Available data:
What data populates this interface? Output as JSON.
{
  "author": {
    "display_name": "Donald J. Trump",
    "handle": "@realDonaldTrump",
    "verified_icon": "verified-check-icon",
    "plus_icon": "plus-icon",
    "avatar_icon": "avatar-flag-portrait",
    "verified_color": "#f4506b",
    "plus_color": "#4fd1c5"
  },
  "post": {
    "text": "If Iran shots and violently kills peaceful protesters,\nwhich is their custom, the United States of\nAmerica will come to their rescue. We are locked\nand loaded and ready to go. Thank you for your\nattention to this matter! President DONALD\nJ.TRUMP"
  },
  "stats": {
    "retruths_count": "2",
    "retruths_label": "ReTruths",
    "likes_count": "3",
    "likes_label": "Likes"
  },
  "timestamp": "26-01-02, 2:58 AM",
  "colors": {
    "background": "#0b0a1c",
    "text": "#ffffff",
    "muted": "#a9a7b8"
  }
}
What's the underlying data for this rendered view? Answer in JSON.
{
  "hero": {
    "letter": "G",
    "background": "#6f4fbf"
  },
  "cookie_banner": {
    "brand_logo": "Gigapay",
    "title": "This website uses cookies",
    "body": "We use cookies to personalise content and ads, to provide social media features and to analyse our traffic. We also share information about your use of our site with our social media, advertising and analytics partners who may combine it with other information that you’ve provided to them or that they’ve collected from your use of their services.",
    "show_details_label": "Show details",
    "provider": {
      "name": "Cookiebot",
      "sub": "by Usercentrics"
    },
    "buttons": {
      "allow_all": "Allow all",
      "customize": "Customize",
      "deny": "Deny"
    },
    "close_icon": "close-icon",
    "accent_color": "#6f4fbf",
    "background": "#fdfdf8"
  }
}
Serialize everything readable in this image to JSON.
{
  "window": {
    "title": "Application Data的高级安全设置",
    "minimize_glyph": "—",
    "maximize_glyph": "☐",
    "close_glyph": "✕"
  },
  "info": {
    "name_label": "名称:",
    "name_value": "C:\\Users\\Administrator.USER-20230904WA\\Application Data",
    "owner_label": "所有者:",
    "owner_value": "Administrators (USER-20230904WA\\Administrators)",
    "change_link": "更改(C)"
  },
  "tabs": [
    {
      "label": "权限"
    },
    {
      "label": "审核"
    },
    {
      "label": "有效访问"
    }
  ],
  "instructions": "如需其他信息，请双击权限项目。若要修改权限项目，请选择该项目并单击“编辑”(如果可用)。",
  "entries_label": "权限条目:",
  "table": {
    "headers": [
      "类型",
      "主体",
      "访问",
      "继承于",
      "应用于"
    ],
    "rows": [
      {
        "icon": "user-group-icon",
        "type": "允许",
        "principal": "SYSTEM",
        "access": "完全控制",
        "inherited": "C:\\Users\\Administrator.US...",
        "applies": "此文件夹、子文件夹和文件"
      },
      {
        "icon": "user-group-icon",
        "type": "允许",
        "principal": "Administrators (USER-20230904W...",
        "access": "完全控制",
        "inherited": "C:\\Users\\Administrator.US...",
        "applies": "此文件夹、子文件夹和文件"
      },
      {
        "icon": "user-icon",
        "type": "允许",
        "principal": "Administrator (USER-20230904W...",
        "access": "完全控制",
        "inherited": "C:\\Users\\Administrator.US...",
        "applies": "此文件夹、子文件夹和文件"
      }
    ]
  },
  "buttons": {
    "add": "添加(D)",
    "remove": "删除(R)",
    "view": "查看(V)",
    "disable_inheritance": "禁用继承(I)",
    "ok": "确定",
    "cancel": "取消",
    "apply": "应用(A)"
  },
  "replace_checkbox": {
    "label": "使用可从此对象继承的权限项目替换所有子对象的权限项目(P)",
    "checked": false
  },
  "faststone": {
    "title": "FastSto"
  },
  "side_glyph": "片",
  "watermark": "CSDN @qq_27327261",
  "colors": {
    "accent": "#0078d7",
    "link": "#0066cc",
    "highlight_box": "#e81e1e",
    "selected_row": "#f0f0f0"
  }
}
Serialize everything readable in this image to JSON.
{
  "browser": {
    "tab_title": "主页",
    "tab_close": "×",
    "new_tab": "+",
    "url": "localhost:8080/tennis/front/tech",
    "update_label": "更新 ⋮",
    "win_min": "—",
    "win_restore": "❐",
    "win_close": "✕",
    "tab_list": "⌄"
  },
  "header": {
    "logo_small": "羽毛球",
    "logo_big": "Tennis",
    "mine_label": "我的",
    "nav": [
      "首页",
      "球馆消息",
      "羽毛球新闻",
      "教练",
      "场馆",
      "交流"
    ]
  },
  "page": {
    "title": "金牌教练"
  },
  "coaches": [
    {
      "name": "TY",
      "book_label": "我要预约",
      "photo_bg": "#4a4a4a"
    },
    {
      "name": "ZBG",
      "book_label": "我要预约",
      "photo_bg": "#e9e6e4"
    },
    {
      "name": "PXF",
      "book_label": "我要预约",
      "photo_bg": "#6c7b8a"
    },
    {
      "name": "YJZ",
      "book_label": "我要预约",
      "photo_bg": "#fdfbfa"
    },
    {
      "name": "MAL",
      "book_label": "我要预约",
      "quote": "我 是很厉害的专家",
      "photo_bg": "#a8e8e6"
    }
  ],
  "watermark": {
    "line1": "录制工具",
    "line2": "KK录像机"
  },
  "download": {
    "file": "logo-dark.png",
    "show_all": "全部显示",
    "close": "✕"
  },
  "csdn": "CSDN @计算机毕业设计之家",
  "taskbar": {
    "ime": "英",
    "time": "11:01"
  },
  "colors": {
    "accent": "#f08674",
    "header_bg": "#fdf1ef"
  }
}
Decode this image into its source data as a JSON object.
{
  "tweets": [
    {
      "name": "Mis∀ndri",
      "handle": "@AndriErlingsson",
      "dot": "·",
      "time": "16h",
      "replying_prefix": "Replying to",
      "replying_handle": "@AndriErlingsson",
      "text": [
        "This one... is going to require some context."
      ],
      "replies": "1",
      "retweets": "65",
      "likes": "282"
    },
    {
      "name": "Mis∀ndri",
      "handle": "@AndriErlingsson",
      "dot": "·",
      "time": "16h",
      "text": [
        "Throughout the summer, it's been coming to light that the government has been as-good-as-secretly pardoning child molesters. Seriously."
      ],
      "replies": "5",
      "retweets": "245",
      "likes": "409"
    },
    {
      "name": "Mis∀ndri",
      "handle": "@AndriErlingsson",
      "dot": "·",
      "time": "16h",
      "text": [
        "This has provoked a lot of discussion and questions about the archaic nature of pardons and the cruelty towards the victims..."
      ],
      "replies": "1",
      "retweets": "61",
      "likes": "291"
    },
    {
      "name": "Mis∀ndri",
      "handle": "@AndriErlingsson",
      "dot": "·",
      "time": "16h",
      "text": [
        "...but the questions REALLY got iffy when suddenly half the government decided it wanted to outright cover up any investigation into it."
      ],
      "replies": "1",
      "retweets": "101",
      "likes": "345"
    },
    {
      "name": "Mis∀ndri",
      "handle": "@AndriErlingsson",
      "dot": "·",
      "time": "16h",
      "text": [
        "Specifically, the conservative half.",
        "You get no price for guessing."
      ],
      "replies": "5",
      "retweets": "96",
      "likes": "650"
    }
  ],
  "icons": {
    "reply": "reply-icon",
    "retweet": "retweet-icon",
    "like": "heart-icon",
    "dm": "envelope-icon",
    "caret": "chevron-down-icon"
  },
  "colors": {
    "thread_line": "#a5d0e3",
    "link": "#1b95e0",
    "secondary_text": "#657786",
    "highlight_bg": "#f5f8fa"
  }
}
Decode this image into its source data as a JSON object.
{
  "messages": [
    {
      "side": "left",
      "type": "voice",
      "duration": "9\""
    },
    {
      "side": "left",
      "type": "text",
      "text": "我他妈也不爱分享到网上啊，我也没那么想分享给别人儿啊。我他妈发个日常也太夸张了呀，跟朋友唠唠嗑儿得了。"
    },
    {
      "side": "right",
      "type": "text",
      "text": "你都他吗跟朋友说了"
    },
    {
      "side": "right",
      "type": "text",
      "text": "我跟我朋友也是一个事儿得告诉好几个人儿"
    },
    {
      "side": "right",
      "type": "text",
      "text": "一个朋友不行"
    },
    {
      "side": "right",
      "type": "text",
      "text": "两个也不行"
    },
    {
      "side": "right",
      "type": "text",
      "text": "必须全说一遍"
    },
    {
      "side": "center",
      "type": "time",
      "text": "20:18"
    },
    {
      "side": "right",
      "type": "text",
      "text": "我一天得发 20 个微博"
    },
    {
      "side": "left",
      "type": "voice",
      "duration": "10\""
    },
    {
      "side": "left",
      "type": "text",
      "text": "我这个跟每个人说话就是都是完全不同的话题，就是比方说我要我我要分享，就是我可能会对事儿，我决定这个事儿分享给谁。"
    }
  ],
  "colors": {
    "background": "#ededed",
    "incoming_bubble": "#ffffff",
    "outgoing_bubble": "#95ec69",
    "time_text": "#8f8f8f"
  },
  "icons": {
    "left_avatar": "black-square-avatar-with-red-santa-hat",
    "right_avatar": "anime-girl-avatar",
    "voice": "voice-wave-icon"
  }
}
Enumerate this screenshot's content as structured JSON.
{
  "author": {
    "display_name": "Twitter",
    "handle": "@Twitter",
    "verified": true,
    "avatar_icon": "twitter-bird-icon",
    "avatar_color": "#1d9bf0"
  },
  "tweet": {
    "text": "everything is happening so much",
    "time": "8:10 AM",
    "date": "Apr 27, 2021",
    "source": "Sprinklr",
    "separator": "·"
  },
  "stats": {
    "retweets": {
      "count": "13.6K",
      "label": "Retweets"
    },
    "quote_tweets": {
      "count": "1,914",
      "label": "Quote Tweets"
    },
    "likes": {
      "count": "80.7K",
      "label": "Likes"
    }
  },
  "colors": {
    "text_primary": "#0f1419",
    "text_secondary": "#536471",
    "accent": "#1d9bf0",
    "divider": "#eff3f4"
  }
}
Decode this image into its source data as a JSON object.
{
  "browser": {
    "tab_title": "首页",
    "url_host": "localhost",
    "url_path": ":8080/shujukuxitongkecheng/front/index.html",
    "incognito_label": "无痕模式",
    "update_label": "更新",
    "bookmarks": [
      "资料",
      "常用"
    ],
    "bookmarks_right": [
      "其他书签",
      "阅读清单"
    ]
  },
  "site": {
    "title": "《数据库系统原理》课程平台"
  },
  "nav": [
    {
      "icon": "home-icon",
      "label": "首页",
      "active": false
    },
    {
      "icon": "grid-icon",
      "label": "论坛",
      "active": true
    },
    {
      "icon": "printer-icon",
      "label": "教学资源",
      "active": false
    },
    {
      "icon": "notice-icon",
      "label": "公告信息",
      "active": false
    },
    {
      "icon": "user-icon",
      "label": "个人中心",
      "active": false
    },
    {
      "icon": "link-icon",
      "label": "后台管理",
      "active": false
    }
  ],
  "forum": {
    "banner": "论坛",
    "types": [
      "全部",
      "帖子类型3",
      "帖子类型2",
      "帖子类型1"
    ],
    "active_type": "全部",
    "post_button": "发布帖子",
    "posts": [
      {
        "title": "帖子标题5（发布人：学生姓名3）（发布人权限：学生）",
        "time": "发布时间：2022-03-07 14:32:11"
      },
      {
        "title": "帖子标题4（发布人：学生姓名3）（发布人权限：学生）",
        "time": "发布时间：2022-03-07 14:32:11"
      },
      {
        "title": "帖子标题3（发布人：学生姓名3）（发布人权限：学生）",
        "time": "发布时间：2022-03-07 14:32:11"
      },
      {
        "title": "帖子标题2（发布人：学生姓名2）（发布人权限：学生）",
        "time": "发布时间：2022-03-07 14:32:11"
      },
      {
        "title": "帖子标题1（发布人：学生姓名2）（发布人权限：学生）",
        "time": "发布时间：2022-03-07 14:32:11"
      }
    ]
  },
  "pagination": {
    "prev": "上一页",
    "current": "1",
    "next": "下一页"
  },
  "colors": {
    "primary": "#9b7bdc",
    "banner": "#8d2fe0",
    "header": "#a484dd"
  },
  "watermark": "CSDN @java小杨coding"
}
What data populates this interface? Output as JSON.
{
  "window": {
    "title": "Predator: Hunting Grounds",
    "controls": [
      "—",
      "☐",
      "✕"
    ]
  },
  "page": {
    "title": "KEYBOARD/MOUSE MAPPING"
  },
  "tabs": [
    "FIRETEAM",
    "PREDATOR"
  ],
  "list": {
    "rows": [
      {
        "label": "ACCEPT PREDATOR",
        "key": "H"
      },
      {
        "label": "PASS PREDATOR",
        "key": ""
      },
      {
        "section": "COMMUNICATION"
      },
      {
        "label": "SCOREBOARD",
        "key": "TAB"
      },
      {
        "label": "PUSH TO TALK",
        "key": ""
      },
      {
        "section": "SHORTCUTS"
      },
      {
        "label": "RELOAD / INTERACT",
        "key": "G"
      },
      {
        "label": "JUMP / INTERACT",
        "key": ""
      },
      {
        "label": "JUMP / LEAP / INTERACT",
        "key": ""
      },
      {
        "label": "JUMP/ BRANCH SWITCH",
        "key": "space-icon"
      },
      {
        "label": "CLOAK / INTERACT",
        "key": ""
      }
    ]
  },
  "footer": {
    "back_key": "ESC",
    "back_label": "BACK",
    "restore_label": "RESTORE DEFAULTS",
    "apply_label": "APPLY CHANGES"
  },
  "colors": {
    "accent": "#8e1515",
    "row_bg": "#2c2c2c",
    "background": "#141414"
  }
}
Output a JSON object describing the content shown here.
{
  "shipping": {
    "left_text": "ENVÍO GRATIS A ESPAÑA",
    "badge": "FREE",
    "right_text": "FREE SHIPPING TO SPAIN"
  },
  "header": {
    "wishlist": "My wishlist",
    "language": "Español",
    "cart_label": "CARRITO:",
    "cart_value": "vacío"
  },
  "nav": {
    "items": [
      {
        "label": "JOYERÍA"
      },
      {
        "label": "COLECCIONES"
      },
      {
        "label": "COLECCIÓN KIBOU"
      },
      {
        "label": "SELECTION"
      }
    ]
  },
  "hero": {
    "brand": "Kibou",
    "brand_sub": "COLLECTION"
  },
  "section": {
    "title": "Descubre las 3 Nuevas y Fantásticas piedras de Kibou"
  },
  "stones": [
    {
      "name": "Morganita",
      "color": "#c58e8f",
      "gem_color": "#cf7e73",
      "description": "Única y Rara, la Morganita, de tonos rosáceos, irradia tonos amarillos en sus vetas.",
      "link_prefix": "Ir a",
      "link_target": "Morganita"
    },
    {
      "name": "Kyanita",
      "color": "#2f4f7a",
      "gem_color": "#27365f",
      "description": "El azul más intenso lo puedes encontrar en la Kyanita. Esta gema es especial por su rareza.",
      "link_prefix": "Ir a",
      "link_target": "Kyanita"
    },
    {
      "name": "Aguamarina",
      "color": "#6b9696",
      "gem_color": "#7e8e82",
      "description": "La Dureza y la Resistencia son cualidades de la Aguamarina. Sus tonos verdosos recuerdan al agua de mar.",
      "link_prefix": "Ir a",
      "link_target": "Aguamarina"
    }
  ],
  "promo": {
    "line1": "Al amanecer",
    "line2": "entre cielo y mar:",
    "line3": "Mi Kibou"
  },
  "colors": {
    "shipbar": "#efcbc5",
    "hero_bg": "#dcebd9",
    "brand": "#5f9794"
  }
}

Your instructions: Only a number is wanted here: how many lines in the data above include the string "questions"?

Solution to the problem: 2